Recorded data
======

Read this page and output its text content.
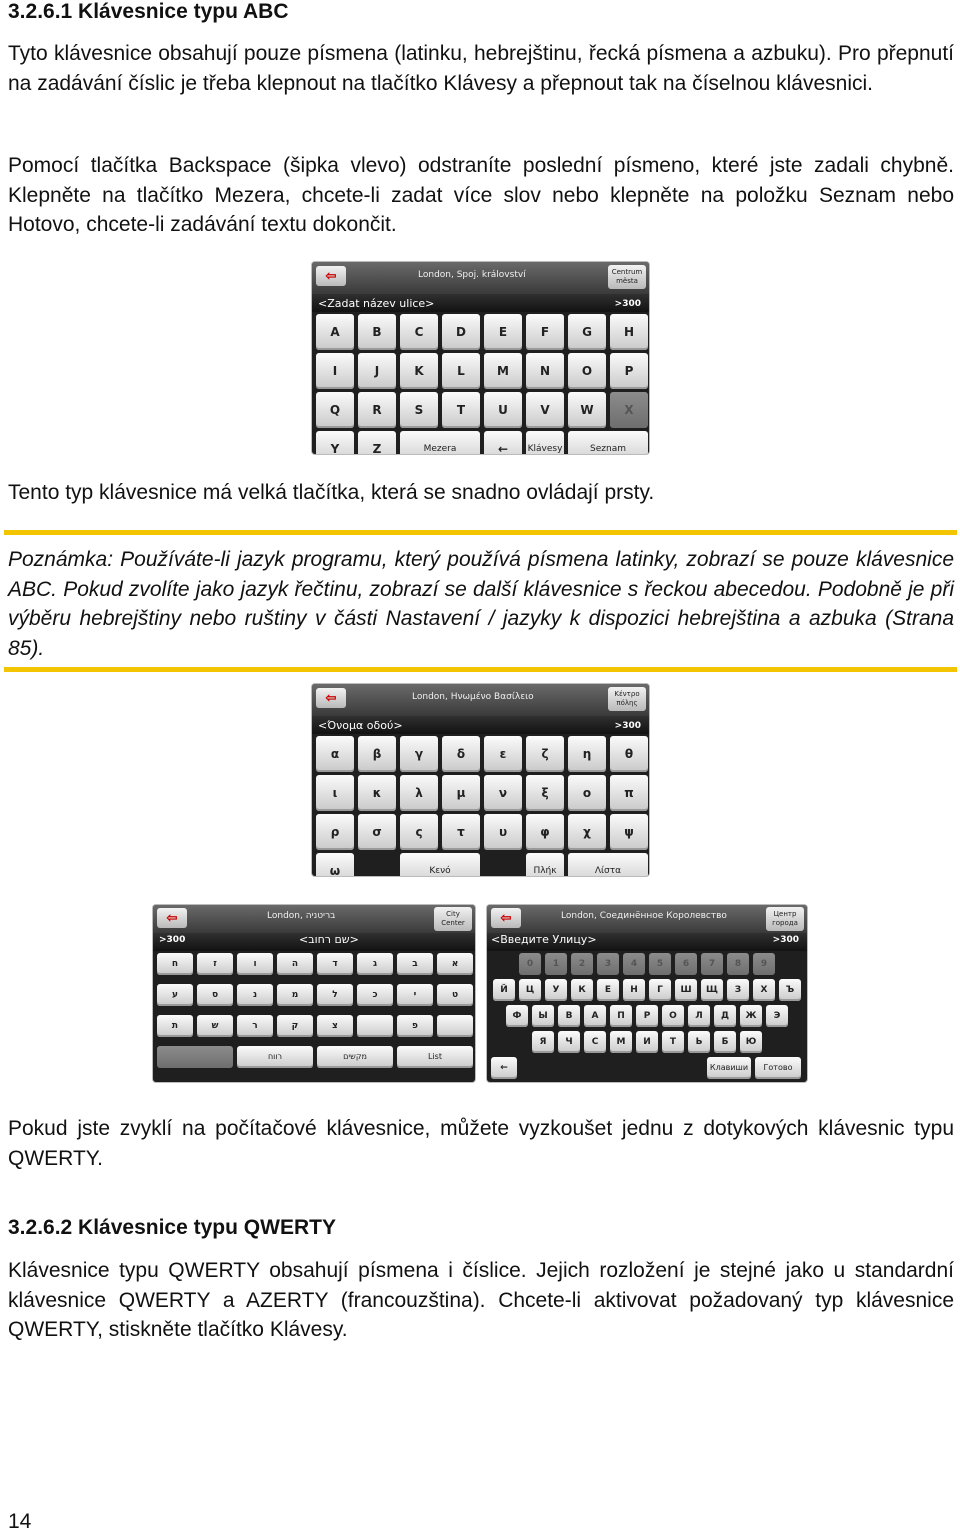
3.2.6.1 Klávesnice typu ABC

Tyto klávesnice obsahují pouze písmena (latinku, hebrejštinu, řecká písmena a azbuku). Pro přepnutí na zadávání číslic je třeba klepnout na tlačítko Klávesy a přepnout tak na číselnou klávesnici.

Pomocí tlačítka Backspace (šipka vlevo) odstraníte poslední písmeno, které jste zadali chybně. Klepněte na tlačítko Mezera, chcete-li zadat více slov nebo klepněte na položku Seznam nebo Hotovo, chcete-li zadávání textu dokončit.

⇦	London, Spoj. království	Centrum města
<Zadat název ulice>	>300
A	B	C	D	E	F	G	H
I	J	K	L	M	N	O	P
Q	R	S	T	U	V	W	X
Y	Z	Mezera	←	Klávesy	Seznam

Tento typ klávesnice má velká tlačítka, která se snadno ovládají prsty.

Poznámka: Používáte-li jazyk programu, který používá písmena latinky, zobrazí se pouze klávesnice ABC. Pokud zvolíte jako jazyk řečtinu, zobrazí se další klávesnice s řeckou abecedou. Podobně je při výběru hebrejštiny nebo ruštiny v části Nastavení / jazyky k dispozici hebrejština a azbuka (Strana 85).

⇦	London, Ηνωμένο Βασίλειο	Κέντρο πόλης
<Όνομα οδού>	>300
α	β	γ	δ	ε	ζ	η	θ
ι	κ	λ	μ	ν	ξ	ο	π
ρ	σ	ς	τ	υ	φ	χ	ψ
ω	Κενό	Πλήκ	Λίστα
⇦	London, בריטניה	City Center
>300	<שם רחוב>
ח	ז	ו	ה	ד	ג	ב	א
ע	ס	נ	מ	ל	כ	י	ט
ת	ש	ר	ק	צ	פ
רווח	מקשים	List
⇦	London, Соединённое Королевство	Центр города
<Введите Улицу>	>300
0	1	2	3	4	5	6	7	8	9
Й	Ц	У	К	Е	Н	Г	Ш	Щ	З	Х	Ъ
Ф	Ы	В	А	П	Р	О	Л	Д	Ж	Э
Я	Ч	С	М	И	Т	Ь	Б	Ю
←	Клавиши	Готово

Pokud jste zvyklí na počítačové klávesnice, můžete vyzkoušet jednu z dotykových klávesnic typu QWERTY.

3.2.6.2 Klávesnice typu QWERTY

Klávesnice typu QWERTY obsahují písmena i číslice. Jejich rozložení je stejné jako u standardní klávesnice QWERTY a AZERTY (francouzština). Chcete-li aktivovat požadovaný typ klávesnice QWERTY, stiskněte tlačítko Klávesy.

14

======

Instructions to follow:
Among the lines of the data above, count those holding "London" and state only the number.

Completed exercise:
4